-- start Provided information --

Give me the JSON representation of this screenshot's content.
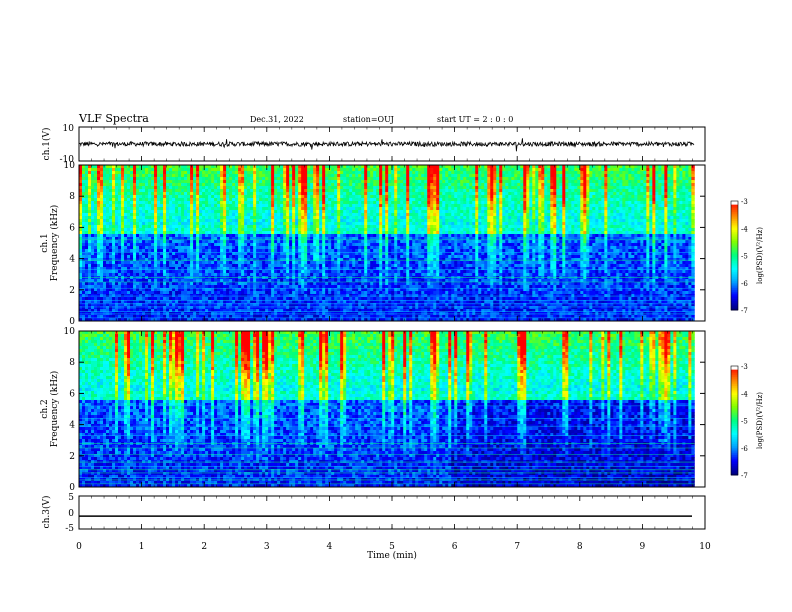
{
  "header": {
    "title": "VLF Spectra",
    "date": "Dec.31, 2022",
    "station": "station=OUJ",
    "start": "start UT =  2 : 0  : 0"
  },
  "colors": {
    "axis": "#000000",
    "colormap": [
      "#000080",
      "#0000ff",
      "#00a0ff",
      "#00ffff",
      "#00ff80",
      "#80ff00",
      "#ffff00",
      "#ff8000",
      "#ff0000",
      "#ffffff"
    ]
  },
  "chart_data": [
    {
      "type": "line",
      "ylabel": "ch.1(V)",
      "ylim": [
        -10,
        10
      ],
      "yticks": [
        "10",
        "-10"
      ],
      "xlim": [
        0,
        10
      ],
      "series_level": 0,
      "note_values": "noisy waveform around 0 V"
    },
    {
      "type": "heatmap",
      "ylabel": "ch.1\nFrequency (kHz)",
      "ylabel_lines": [
        "ch.1",
        "Frequency (kHz)"
      ],
      "ylim": [
        0,
        10
      ],
      "yticks": [
        "0",
        "2",
        "4",
        "6",
        "8",
        "10"
      ],
      "xlim": [
        0,
        10
      ],
      "data_end_min": 9.83,
      "colorbar": {
        "label": "log(PSD)(V²/Hz)",
        "range": [
          -7,
          -3
        ],
        "ticks": [
          "-3",
          "-4",
          "-5",
          "-6",
          "-7"
        ]
      }
    },
    {
      "type": "heatmap",
      "ylabel": "ch.2\nFrequency (kHz)",
      "ylabel_lines": [
        "ch.2",
        "Frequency (kHz)"
      ],
      "ylim": [
        0,
        10
      ],
      "yticks": [
        "0",
        "2",
        "4",
        "6",
        "8",
        "10"
      ],
      "xlim": [
        0,
        10
      ],
      "data_end_min": 9.83,
      "colorbar": {
        "label": "log(PSD)(V²/Hz)",
        "range": [
          -7,
          -3
        ],
        "ticks": [
          "-3",
          "-4",
          "-5",
          "-6",
          "-7"
        ]
      }
    },
    {
      "type": "line",
      "ylabel": "ch.3(V)",
      "ylim": [
        -5,
        5
      ],
      "yticks": [
        "5",
        "0",
        "-5"
      ],
      "xlim": [
        0,
        10
      ],
      "series_level": -1.1,
      "xticks": [
        "0",
        "1",
        "2",
        "3",
        "4",
        "5",
        "6",
        "7",
        "8",
        "9",
        "10"
      ],
      "xlabel": "Time (min)"
    }
  ]
}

-- end Provided information --

The request ▸
Every record above should be transcribed exactly; the pictures stay out of the copy.

Completed task ▸
Give me the JSON representation of this screenshot's content.
{
  "header": {
    "title": "VLF Spectra",
    "date": "Dec.31, 2022",
    "station": "station=OUJ",
    "start": "start UT =  2 : 0  : 0"
  },
  "colors": {
    "axis": "#000000",
    "colormap": [
      "#000080",
      "#0000ff",
      "#00a0ff",
      "#00ffff",
      "#00ff80",
      "#80ff00",
      "#ffff00",
      "#ff8000",
      "#ff0000",
      "#ffffff"
    ]
  },
  "chart_data": [
    {
      "type": "line",
      "ylabel": "ch.1(V)",
      "ylim": [
        -10,
        10
      ],
      "yticks": [
        "10",
        "-10"
      ],
      "xlim": [
        0,
        10
      ],
      "series_level": 0,
      "note_values": "noisy waveform around 0 V"
    },
    {
      "type": "heatmap",
      "ylabel": "ch.1\nFrequency (kHz)",
      "ylabel_lines": [
        "ch.1",
        "Frequency (kHz)"
      ],
      "ylim": [
        0,
        10
      ],
      "yticks": [
        "0",
        "2",
        "4",
        "6",
        "8",
        "10"
      ],
      "xlim": [
        0,
        10
      ],
      "data_end_min": 9.83,
      "colorbar": {
        "label": "log(PSD)(V²/Hz)",
        "range": [
          -7,
          -3
        ],
        "ticks": [
          "-3",
          "-4",
          "-5",
          "-6",
          "-7"
        ]
      }
    },
    {
      "type": "heatmap",
      "ylabel": "ch.2\nFrequency (kHz)",
      "ylabel_lines": [
        "ch.2",
        "Frequency (kHz)"
      ],
      "ylim": [
        0,
        10
      ],
      "yticks": [
        "0",
        "2",
        "4",
        "6",
        "8",
        "10"
      ],
      "xlim": [
        0,
        10
      ],
      "data_end_min": 9.83,
      "colorbar": {
        "label": "log(PSD)(V²/Hz)",
        "range": [
          -7,
          -3
        ],
        "ticks": [
          "-3",
          "-4",
          "-5",
          "-6",
          "-7"
        ]
      }
    },
    {
      "type": "line",
      "ylabel": "ch.3(V)",
      "ylim": [
        -5,
        5
      ],
      "yticks": [
        "5",
        "0",
        "-5"
      ],
      "xlim": [
        0,
        10
      ],
      "series_level": -1.1,
      "xticks": [
        "0",
        "1",
        "2",
        "3",
        "4",
        "5",
        "6",
        "7",
        "8",
        "9",
        "10"
      ],
      "xlabel": "Time (min)"
    }
  ]
}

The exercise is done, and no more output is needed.